### TASK REQUIREMENTS
Give the data again, word for word.

### INPUT FOR THIS TASK

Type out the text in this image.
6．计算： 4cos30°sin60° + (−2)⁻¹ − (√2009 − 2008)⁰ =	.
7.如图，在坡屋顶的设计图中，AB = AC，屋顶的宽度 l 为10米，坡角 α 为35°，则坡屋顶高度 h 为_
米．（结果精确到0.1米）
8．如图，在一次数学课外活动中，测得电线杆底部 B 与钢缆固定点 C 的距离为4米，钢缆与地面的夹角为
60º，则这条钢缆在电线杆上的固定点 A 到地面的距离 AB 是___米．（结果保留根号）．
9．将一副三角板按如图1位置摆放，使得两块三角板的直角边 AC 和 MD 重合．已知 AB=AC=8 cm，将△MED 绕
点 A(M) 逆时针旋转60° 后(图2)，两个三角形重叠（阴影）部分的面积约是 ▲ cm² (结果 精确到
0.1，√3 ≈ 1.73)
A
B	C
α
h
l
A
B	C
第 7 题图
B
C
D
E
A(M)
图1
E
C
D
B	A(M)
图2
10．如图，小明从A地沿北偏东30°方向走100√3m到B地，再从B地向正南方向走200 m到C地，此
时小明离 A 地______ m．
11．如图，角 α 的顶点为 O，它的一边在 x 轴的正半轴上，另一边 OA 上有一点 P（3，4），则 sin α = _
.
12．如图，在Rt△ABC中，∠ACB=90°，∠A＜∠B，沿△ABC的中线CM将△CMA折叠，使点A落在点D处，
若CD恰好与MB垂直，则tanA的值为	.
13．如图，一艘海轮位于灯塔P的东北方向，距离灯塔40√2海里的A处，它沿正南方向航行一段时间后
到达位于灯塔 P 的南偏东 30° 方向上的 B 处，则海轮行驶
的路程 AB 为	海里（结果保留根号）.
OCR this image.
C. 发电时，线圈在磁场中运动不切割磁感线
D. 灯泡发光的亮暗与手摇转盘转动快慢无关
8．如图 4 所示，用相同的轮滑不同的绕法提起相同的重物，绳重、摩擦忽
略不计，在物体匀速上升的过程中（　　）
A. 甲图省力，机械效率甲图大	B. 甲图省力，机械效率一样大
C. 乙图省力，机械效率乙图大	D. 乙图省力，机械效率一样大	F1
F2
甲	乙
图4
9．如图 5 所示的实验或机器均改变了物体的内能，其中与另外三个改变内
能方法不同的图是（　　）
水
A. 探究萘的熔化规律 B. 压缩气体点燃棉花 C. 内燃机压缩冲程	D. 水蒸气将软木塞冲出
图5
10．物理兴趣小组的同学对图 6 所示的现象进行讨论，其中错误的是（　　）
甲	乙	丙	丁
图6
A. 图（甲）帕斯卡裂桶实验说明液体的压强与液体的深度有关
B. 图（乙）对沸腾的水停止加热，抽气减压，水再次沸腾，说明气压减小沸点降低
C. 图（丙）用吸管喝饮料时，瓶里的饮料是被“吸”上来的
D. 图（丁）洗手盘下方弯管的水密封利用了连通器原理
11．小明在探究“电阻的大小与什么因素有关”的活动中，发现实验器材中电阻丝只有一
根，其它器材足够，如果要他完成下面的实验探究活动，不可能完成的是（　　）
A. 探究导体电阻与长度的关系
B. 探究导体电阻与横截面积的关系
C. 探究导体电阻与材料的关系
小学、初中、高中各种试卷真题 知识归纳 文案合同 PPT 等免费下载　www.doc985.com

### EXERCISE RESPONSE
Type out the text in this image.
6．计算： 4cos30°sin60° + (−2)⁻¹ − (√2009 − 2008)⁰ =	.
7.如图，在坡屋顶的设计图中，AB = AC，屋顶的宽度 l 为10米，坡角 α 为35°，则坡屋顶高度 h 为_
米．（结果精确到0.1米）
8．如图，在一次数学课外活动中，测得电线杆底部 B 与钢缆固定点 C 的距离为4米，钢缆与地面的夹角为
60º，则这条钢缆在电线杆上的固定点 A 到地面的距离 AB 是___米．（结果保留根号）．
9．将一副三角板按如图1位置摆放，使得两块三角板的直角边 AC 和 MD 重合．已知 AB=AC=8 cm，将△MED 绕
点 A(M) 逆时针旋转60° 后(图2)，两个三角形重叠（阴影）部分的面积约是 ▲ cm² (结果 精确到
0.1，√3 ≈ 1.73)
A
B	C
α
h
l
A
B	C
第 7 题图
B
C
D
E
A(M)
图1
E
C
D
B	A(M)
图2
10．如图，小明从A地沿北偏东30°方向走100√3m到B地，再从B地向正南方向走200 m到C地，此
时小明离 A 地______ m．
11．如图，角 α 的顶点为 O，它的一边在 x 轴的正半轴上，另一边 OA 上有一点 P（3，4），则 sin α = _
.
12．如图，在Rt△ABC中，∠ACB=90°，∠A＜∠B，沿△ABC的中线CM将△CMA折叠，使点A落在点D处，
若CD恰好与MB垂直，则tanA的值为	.
13．如图，一艘海轮位于灯塔P的东北方向，距离灯塔40√2海里的A处，它沿正南方向航行一段时间后
到达位于灯塔 P 的南偏东 30° 方向上的 B 处，则海轮行驶
的路程 AB 为	海里（结果保留根号）.
OCR this image.
C. 发电时，线圈在磁场中运动不切割磁感线
D. 灯泡发光的亮暗与手摇转盘转动快慢无关
8．如图 4 所示，用相同的轮滑不同的绕法提起相同的重物，绳重、摩擦忽
略不计，在物体匀速上升的过程中（　　）
A. 甲图省力，机械效率甲图大	B. 甲图省力，机械效率一样大
C. 乙图省力，机械效率乙图大	D. 乙图省力，机械效率一样大	F1
F2
甲	乙
图4
9．如图 5 所示的实验或机器均改变了物体的内能，其中与另外三个改变内
能方法不同的图是（　　）
水
A. 探究萘的熔化规律 B. 压缩气体点燃棉花 C. 内燃机压缩冲程	D. 水蒸气将软木塞冲出
图5
10．物理兴趣小组的同学对图 6 所示的现象进行讨论，其中错误的是（　　）
甲	乙	丙	丁
图6
A. 图（甲）帕斯卡裂桶实验说明液体的压强与液体的深度有关
B. 图（乙）对沸腾的水停止加热，抽气减压，水再次沸腾，说明气压减小沸点降低
C. 图（丙）用吸管喝饮料时，瓶里的饮料是被“吸”上来的
D. 图（丁）洗手盘下方弯管的水密封利用了连通器原理
11．小明在探究“电阻的大小与什么因素有关”的活动中，发现实验器材中电阻丝只有一
根，其它器材足够，如果要他完成下面的实验探究活动，不可能完成的是（　　）
A. 探究导体电阻与长度的关系
B. 探究导体电阻与横截面积的关系
C. 探究导体电阻与材料的关系
小学、初中、高中各种试卷真题 知识归纳 文案合同 PPT 等免费下载　www.doc985.com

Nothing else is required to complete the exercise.